**WHAT THE EXERCISE ASKS:**
Only a single number is expected: how many lines of the data hold the word "PERQUAM".

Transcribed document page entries

++++

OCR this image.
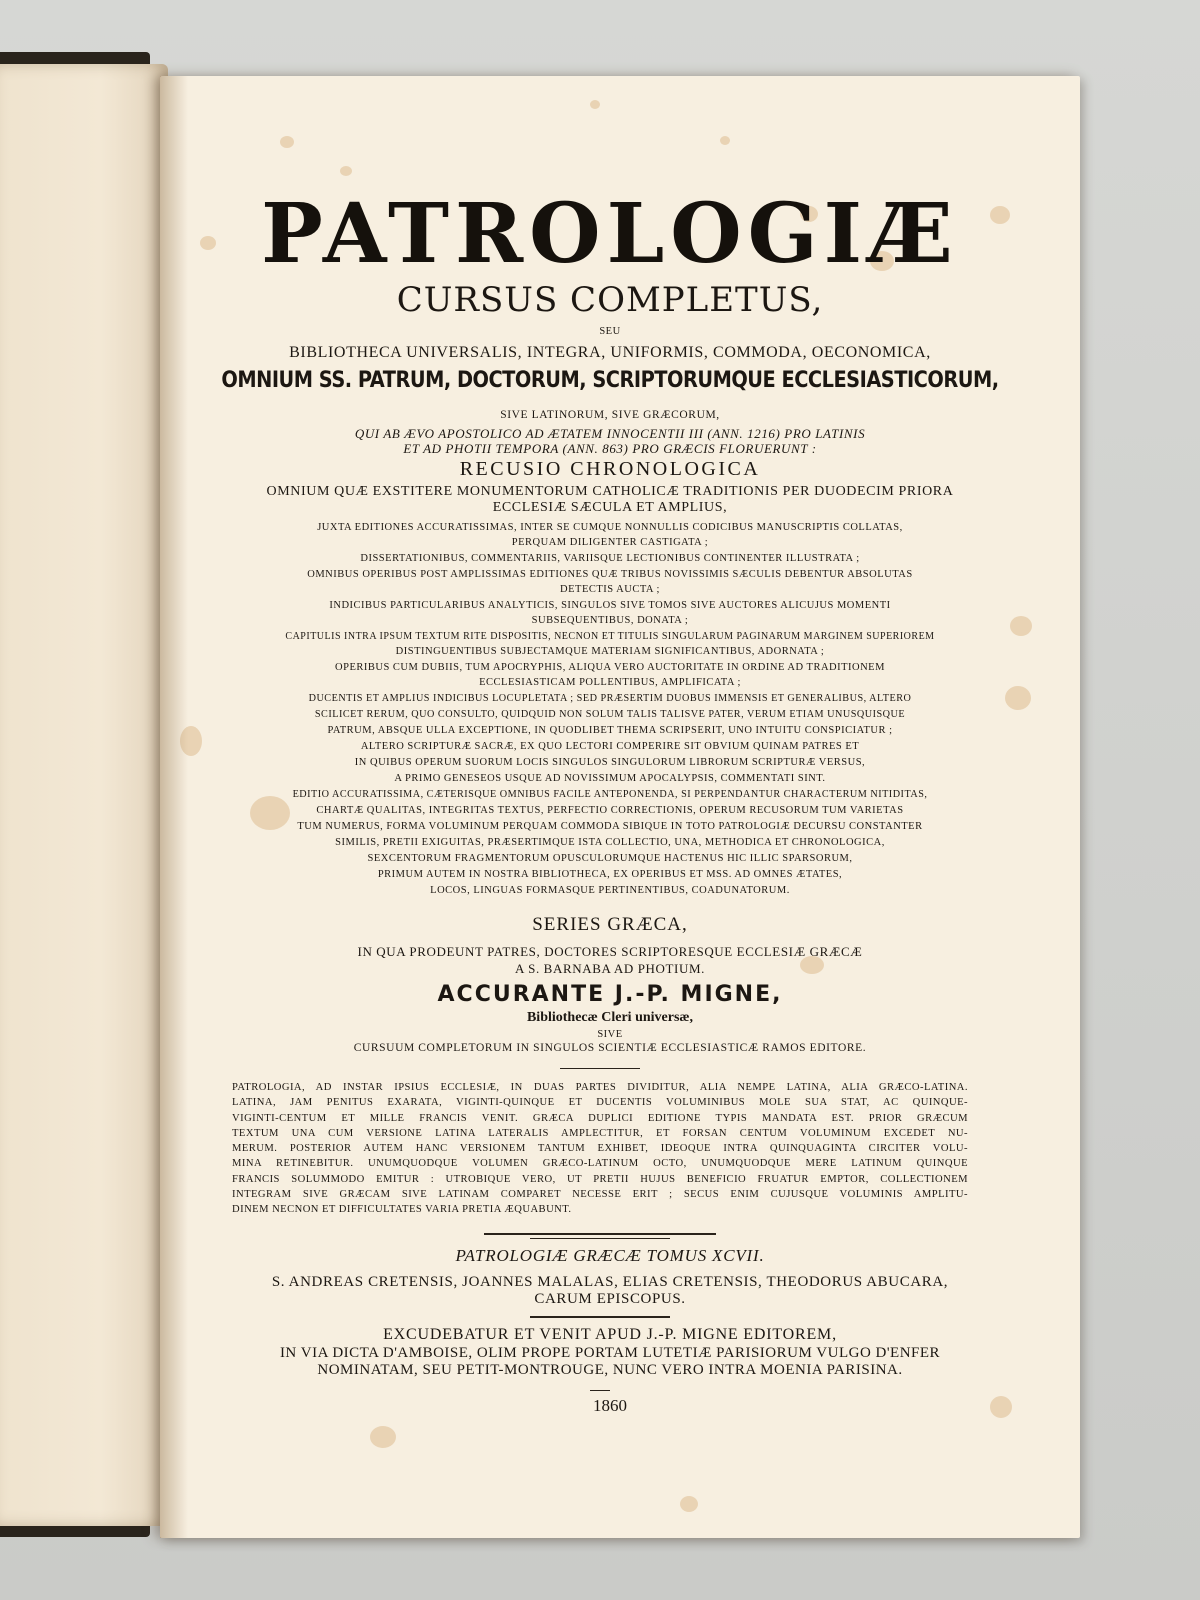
PATROLOGIÆ
CURSUS COMPLETUS,
SEU
BIBLIOTHECA UNIVERSALIS, INTEGRA, UNIFORMIS, COMMODA, OECONOMICA,
OMNIUM SS. PATRUM, DOCTORUM, SCRIPTORUMQUE ECCLESIASTICORUM,
SIVE LATINORUM, SIVE GRÆCORUM,
QUI AB ÆVO APOSTOLICO AD ÆTATEM INNOCENTII III (ANN. 1216) PRO LATINIS
ET AD PHOTII TEMPORA (ANN. 863) PRO GRÆCIS FLORUERUNT :
RECUSIO CHRONOLOGICA
OMNIUM QUÆ EXSTITERE MONUMENTORUM CATHOLICÆ TRADITIONIS PER DUODECIM PRIORA
ECCLESIÆ SÆCULA ET AMPLIUS,
JUXTA EDITIONES ACCURATISSIMAS, INTER SE CUMQUE NONNULLIS CODICIBUS MANUSCRIPTIS COLLATAS,
PERQUAM DILIGENTER CASTIGATA ;
DISSERTATIONIBUS, COMMENTARIIS, VARIISQUE LECTIONIBUS CONTINENTER ILLUSTRATA ;
OMNIBUS OPERIBUS POST AMPLISSIMAS EDITIONES QUÆ TRIBUS NOVISSIMIS SÆCULIS DEBENTUR ABSOLUTAS
DETECTIS AUCTA ;
INDICIBUS PARTICULARIBUS ANALYTICIS, SINGULOS SIVE TOMOS SIVE AUCTORES ALICUJUS MOMENTI
SUBSEQUENTIBUS, DONATA ;
CAPITULIS INTRA IPSUM TEXTUM RITE DISPOSITIS, NECNON ET TITULIS SINGULARUM PAGINARUM MARGINEM SUPERIOREM
DISTINGUENTIBUS SUBJECTAMQUE MATERIAM SIGNIFICANTIBUS, ADORNATA ;
OPERIBUS CUM DUBIIS, TUM APOCRYPHIS, ALIQUA VERO AUCTORITATE IN ORDINE AD TRADITIONEM
ECCLESIASTICAM POLLENTIBUS, AMPLIFICATA ;
DUCENTIS ET AMPLIUS INDICIBUS LOCUPLETATA ; SED PRÆSERTIM DUOBUS IMMENSIS ET GENERALIBUS, ALTERO
SCILICET RERUM, QUO CONSULTO, QUIDQUID NON SOLUM TALIS TALISVE PATER, VERUM ETIAM UNUSQUISQUE
PATRUM, ABSQUE ULLA EXCEPTIONE, IN QUODLIBET THEMA SCRIPSERIT, UNO INTUITU CONSPICIATUR ;
ALTERO SCRIPTURÆ SACRÆ, EX QUO LECTORI COMPERIRE SIT OBVIUM QUINAM PATRES ET
IN QUIBUS OPERUM SUORUM LOCIS SINGULOS SINGULORUM LIBRORUM SCRIPTURÆ VERSUS,
A PRIMO GENESEOS USQUE AD NOVISSIMUM APOCALYPSIS, COMMENTATI SINT.
EDITIO ACCURATISSIMA, CÆTERISQUE OMNIBUS FACILE ANTEPONENDA, SI PERPENDANTUR CHARACTERUM NITIDITAS,
CHARTÆ QUALITAS, INTEGRITAS TEXTUS, PERFECTIO CORRECTIONIS, OPERUM RECUSORUM TUM VARIETAS
TUM NUMERUS, FORMA VOLUMINUM PERQUAM COMMODA SIBIQUE IN TOTO PATROLOGIÆ DECURSU CONSTANTER
SIMILIS, PRETII EXIGUITAS, PRÆSERTIMQUE ISTA COLLECTIO, UNA, METHODICA ET CHRONOLOGICA,
SEXCENTORUM FRAGMENTORUM OPUSCULORUMQUE HACTENUS HIC ILLIC SPARSORUM,
PRIMUM AUTEM IN NOSTRA BIBLIOTHECA, EX OPERIBUS ET MSS. AD OMNES ÆTATES,
LOCOS, LINGUAS FORMASQUE PERTINENTIBUS, COADUNATORUM.
SERIES GRÆCA,
IN QUA PRODEUNT PATRES, DOCTORES SCRIPTORESQUE ECCLESIÆ GRÆCÆ
A S. BARNABA AD PHOTIUM.
ACCURANTE J.-P. MIGNE,
Bibliothecæ Cleri universæ,
SIVE
CURSUUM COMPLETORUM IN SINGULOS SCIENTIÆ ECCLESIASTICÆ RAMOS EDITORE.
PATROLOGIA, AD INSTAR IPSIUS ECCLESIÆ, IN DUAS PARTES DIVIDITUR, ALIA NEMPE LATINA, ALIA GRÆCO-LATINA.
LATINA, JAM PENITUS EXARATA, VIGINTI-QUINQUE ET DUCENTIS VOLUMINIBUS MOLE SUA STAT, AC QUINQUE-
VIGINTI-CENTUM ET MILLE FRANCIS VENIT. GRÆCA DUPLICI EDITIONE TYPIS MANDATA EST. PRIOR GRÆCUM
TEXTUM UNA CUM VERSIONE LATINA LATERALIS AMPLECTITUR, ET FORSAN CENTUM VOLUMINUM EXCEDET NU-
MERUM. POSTERIOR AUTEM HANC VERSIONEM TANTUM EXHIBET, IDEOQUE INTRA QUINQUAGINTA CIRCITER VOLU-
MINA RETINEBITUR. UNUMQUODQUE VOLUMEN GRÆCO-LATINUM OCTO, UNUMQUODQUE MERE LATINUM QUINQUE
FRANCIS SOLUMMODO EMITUR : UTROBIQUE VERO, UT PRETII HUJUS BENEFICIO FRUATUR EMPTOR, COLLECTIONEM
INTEGRAM SIVE GRÆCAM SIVE LATINAM COMPARET NECESSE ERIT ; SECUS ENIM CUJUSQUE VOLUMINIS AMPLITU-
DINEM NECNON ET DIFFICULTATES VARIA PRETIA ÆQUABUNT.
PATROLOGIÆ GRÆCÆ TOMUS XCVII.
S. ANDREAS CRETENSIS, JOANNES MALALAS, ELIAS CRETENSIS, THEODORUS ABUCARA,
CARUM EPISCOPUS.
EXCUDEBATUR ET VENIT APUD J.-P. MIGNE EDITOREM,
IN VIA DICTA D'AMBOISE, OLIM PROPE PORTAM LUTETIÆ PARISIORUM VULGO D'ENFER
NOMINATAM, SEU PETIT-MONTROUGE, NUNC VERO INTRA MOENIA PARISINA.
1860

++++

**SOLUTION FOR THIS PROBLEM:**
2